##### Material for this exercise #####

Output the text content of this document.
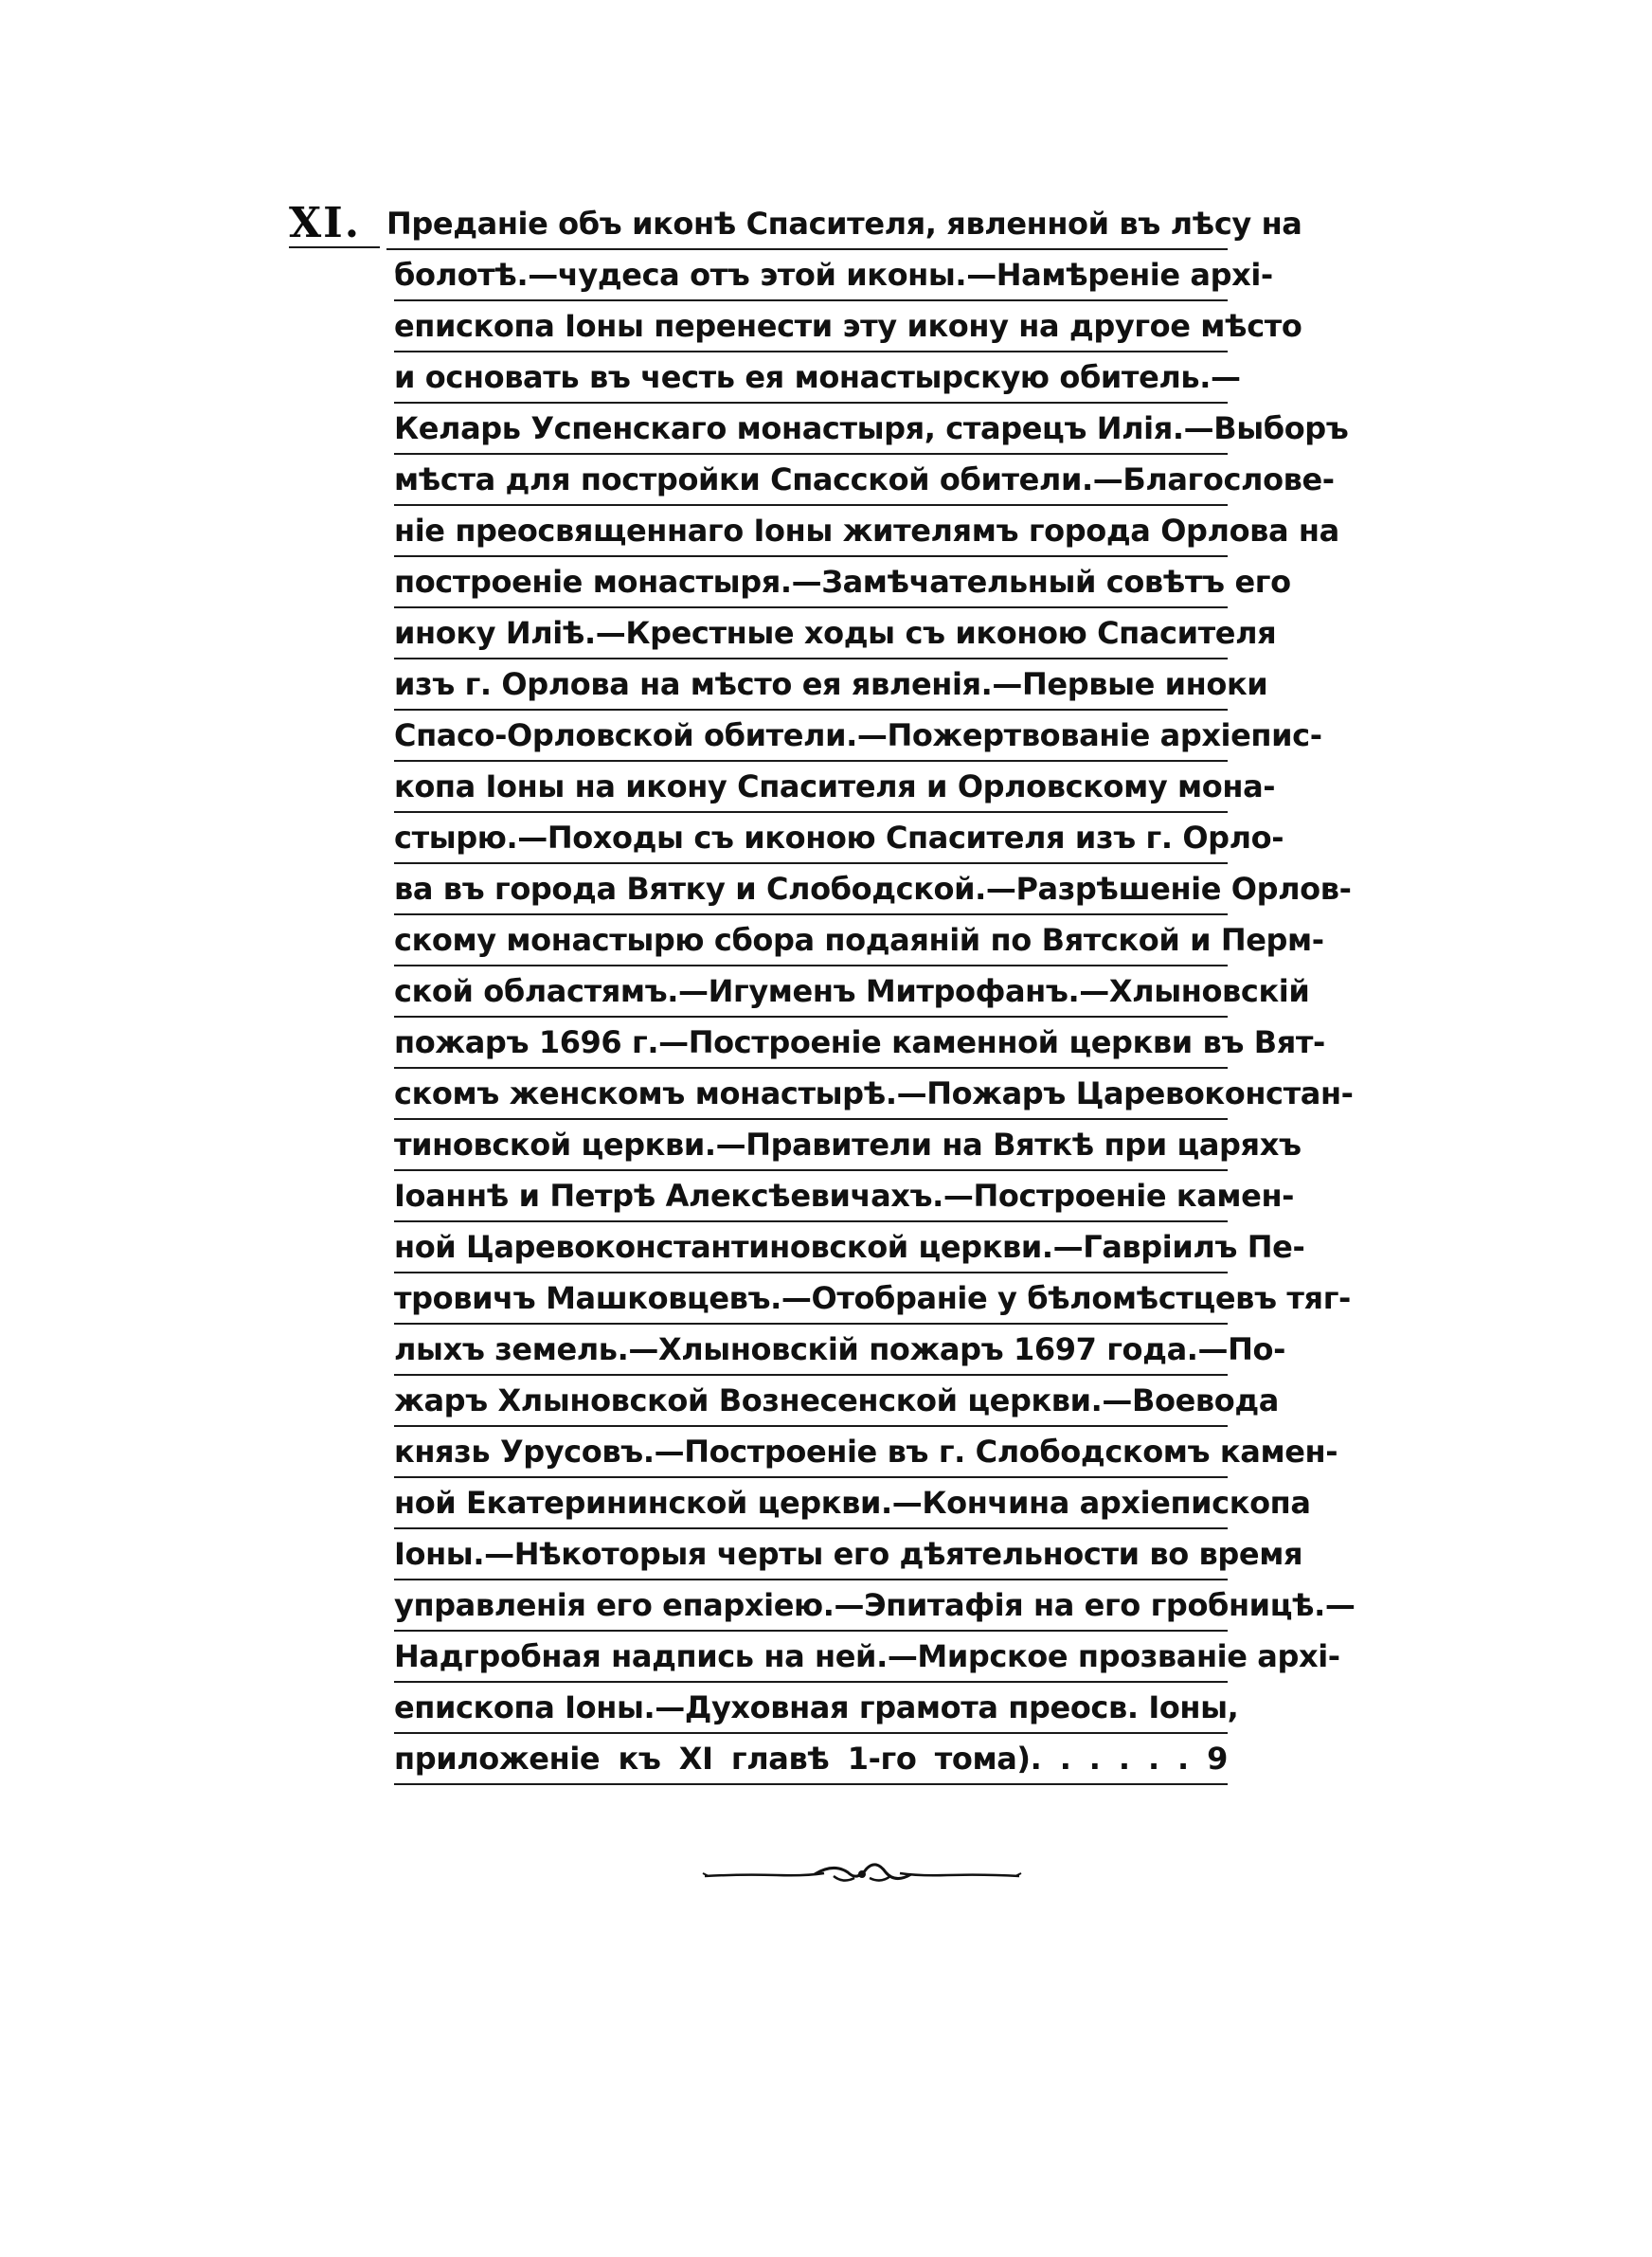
XI. Преданіе объ иконѣ Спасителя, явленной въ лѣсу на
болотѣ.—чудеса отъ этой иконы.—Намѣреніе архі-
епископа Іоны перенести эту икону на другое мѣсто
и основать въ честь ея монастырскую обитель.—
Келарь Успенскаго монастыря, старецъ Илія.—Выборъ
мѣста для постройки Спасской обители.—Благослове-
ніе преосвященнаго Іоны жителямъ города Орлова на
построеніе монастыря.—Замѣчательный совѣтъ его
иноку Иліѣ.—Крестные ходы съ иконою Спасителя
изъ г. Орлова на мѣсто ея явленія.—Первые иноки
Спасо-Орловской обители.—Пожертвованіе архіепис-
копа Іоны на икону Спасителя и Орловскому мона-
стырю.—Походы съ иконою Спасителя изъ г. Орло-
ва въ города Вятку и Слободской.—Разрѣшеніе Орлов-
скому монастырю сбора подаяній по Вятской и Перм-
ской областямъ.—Игуменъ Митрофанъ.—Хлыновскій
пожаръ 1696 г.—Построеніе каменной церкви въ Вят-
скомъ женскомъ монастырѣ.—Пожаръ Царевоконстан-
тиновской церкви.—Правители на Вяткѣ при царяхъ
Іоаннѣ и Петрѣ Алексѣевичахъ.—Построеніе камен-
ной Царевоконстантиновской церкви.—Гавріилъ Пе-
тровичъ Машковцевъ.—Отобраніе у бѣломѣстцевъ тяг-
лыхъ земель.—Хлыновскій пожаръ 1697 года.—По-
жаръ Хлыновской Вознесенской церкви.—Воевода
князь Урусовъ.—Построеніе въ г. Слободскомъ камен-
ной Екатерининской церкви.—Кончина архіепископа
Іоны.—Нѣкоторыя черты его дѣятельности во время
управленія его епархіею.—Эпитафія на его гробницѣ.—
Надгробная надпись на ней.—Мирское прозваніе архі-
епископа Іоны.—Духовная грамота преосв. Іоны,
приложеніе къ XI главѣ 1-го тома). . . . . . 9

#####

#### Task details
Go through the listing above and write it all out exactly, leaving out any picture.

#### Finished task
Output the text content of this document.
XI. Преданіе объ иконѣ Спасителя, явленной въ лѣсу на
болотѣ.—чудеса отъ этой иконы.—Намѣреніе архі-
епископа Іоны перенести эту икону на другое мѣсто
и основать въ честь ея монастырскую обитель.—
Келарь Успенскаго монастыря, старецъ Илія.—Выборъ
мѣста для постройки Спасской обители.—Благослове-
ніе преосвященнаго Іоны жителямъ города Орлова на
построеніе монастыря.—Замѣчательный совѣтъ его
иноку Иліѣ.—Крестные ходы съ иконою Спасителя
изъ г. Орлова на мѣсто ея явленія.—Первые иноки
Спасо-Орловской обители.—Пожертвованіе архіепис-
копа Іоны на икону Спасителя и Орловскому мона-
стырю.—Походы съ иконою Спасителя изъ г. Орло-
ва въ города Вятку и Слободской.—Разрѣшеніе Орлов-
скому монастырю сбора подаяній по Вятской и Перм-
ской областямъ.—Игуменъ Митрофанъ.—Хлыновскій
пожаръ 1696 г.—Построеніе каменной церкви въ Вят-
скомъ женскомъ монастырѣ.—Пожаръ Царевоконстан-
тиновской церкви.—Правители на Вяткѣ при царяхъ
Іоаннѣ и Петрѣ Алексѣевичахъ.—Построеніе камен-
ной Царевоконстантиновской церкви.—Гавріилъ Пе-
тровичъ Машковцевъ.—Отобраніе у бѣломѣстцевъ тяг-
лыхъ земель.—Хлыновскій пожаръ 1697 года.—По-
жаръ Хлыновской Вознесенской церкви.—Воевода
князь Урусовъ.—Построеніе въ г. Слободскомъ камен-
ной Екатерининской церкви.—Кончина архіепископа
Іоны.—Нѣкоторыя черты его дѣятельности во время
управленія его епархіею.—Эпитафія на его гробницѣ.—
Надгробная надпись на ней.—Мирское прозваніе архі-
епископа Іоны.—Духовная грамота преосв. Іоны,
приложеніе къ XI главѣ 1-го тома). . . . . . 9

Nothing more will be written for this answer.